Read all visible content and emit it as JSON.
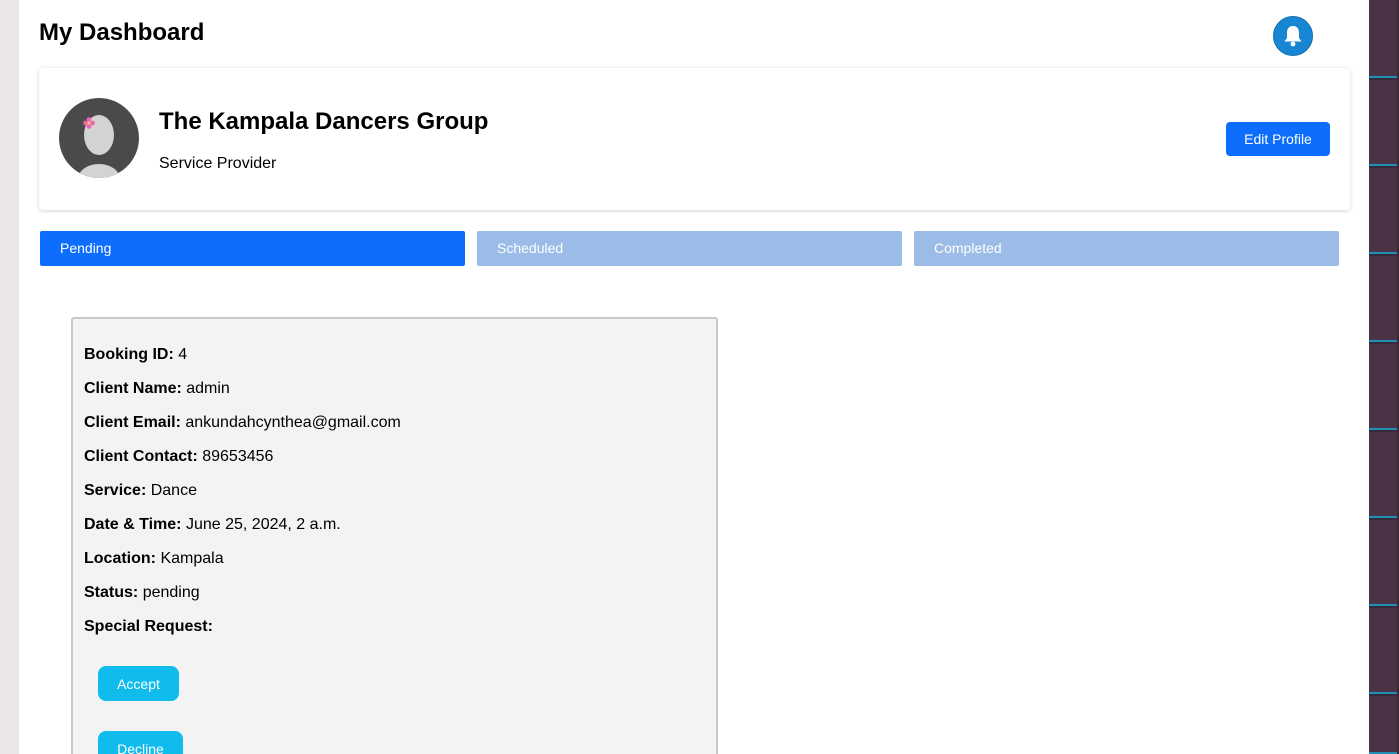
{
  "header": {
    "title": "My Dashboard",
    "notification_icon": "bell-icon"
  },
  "profile": {
    "name": "The Kampala Dancers Group",
    "role": "Service Provider",
    "edit_label": "Edit Profile",
    "avatar_icon": "avatar-icon"
  },
  "tabs": [
    {
      "label": "Pending",
      "active": true
    },
    {
      "label": "Scheduled",
      "active": false
    },
    {
      "label": "Completed",
      "active": false
    }
  ],
  "booking": {
    "fields": [
      {
        "label": "Booking ID:",
        "value": "4"
      },
      {
        "label": "Client Name:",
        "value": "admin"
      },
      {
        "label": "Client Email:",
        "value": "ankundahcynthea@gmail.com"
      },
      {
        "label": "Client Contact:",
        "value": "89653456"
      },
      {
        "label": "Service:",
        "value": "Dance"
      },
      {
        "label": "Date & Time:",
        "value": "June 25, 2024, 2 a.m."
      },
      {
        "label": "Location:",
        "value": "Kampala"
      },
      {
        "label": "Status:",
        "value": "pending"
      },
      {
        "label": "Special Request:",
        "value": ""
      }
    ],
    "accept_label": "Accept",
    "decline_label": "Decline"
  },
  "colors": {
    "primary": "#0d6efd",
    "tab_inactive": "#9bbce6",
    "action": "#0fbcec",
    "bell": "#1787d3"
  }
}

■ ■ ■

Transcribe the complete set of entries verbatim. No pictures belong in the copy.

_SOLUTION FOR THIS TASK_
Read all visible content and emit it as JSON.
{
  "header": {
    "title": "My Dashboard",
    "notification_icon": "bell-icon"
  },
  "profile": {
    "name": "The Kampala Dancers Group",
    "role": "Service Provider",
    "edit_label": "Edit Profile",
    "avatar_icon": "avatar-icon"
  },
  "tabs": [
    {
      "label": "Pending",
      "active": true
    },
    {
      "label": "Scheduled",
      "active": false
    },
    {
      "label": "Completed",
      "active": false
    }
  ],
  "booking": {
    "fields": [
      {
        "label": "Booking ID:",
        "value": "4"
      },
      {
        "label": "Client Name:",
        "value": "admin"
      },
      {
        "label": "Client Email:",
        "value": "ankundahcynthea@gmail.com"
      },
      {
        "label": "Client Contact:",
        "value": "89653456"
      },
      {
        "label": "Service:",
        "value": "Dance"
      },
      {
        "label": "Date & Time:",
        "value": "June 25, 2024, 2 a.m."
      },
      {
        "label": "Location:",
        "value": "Kampala"
      },
      {
        "label": "Status:",
        "value": "pending"
      },
      {
        "label": "Special Request:",
        "value": ""
      }
    ],
    "accept_label": "Accept",
    "decline_label": "Decline"
  },
  "colors": {
    "primary": "#0d6efd",
    "tab_inactive": "#9bbce6",
    "action": "#0fbcec",
    "bell": "#1787d3"
  }
}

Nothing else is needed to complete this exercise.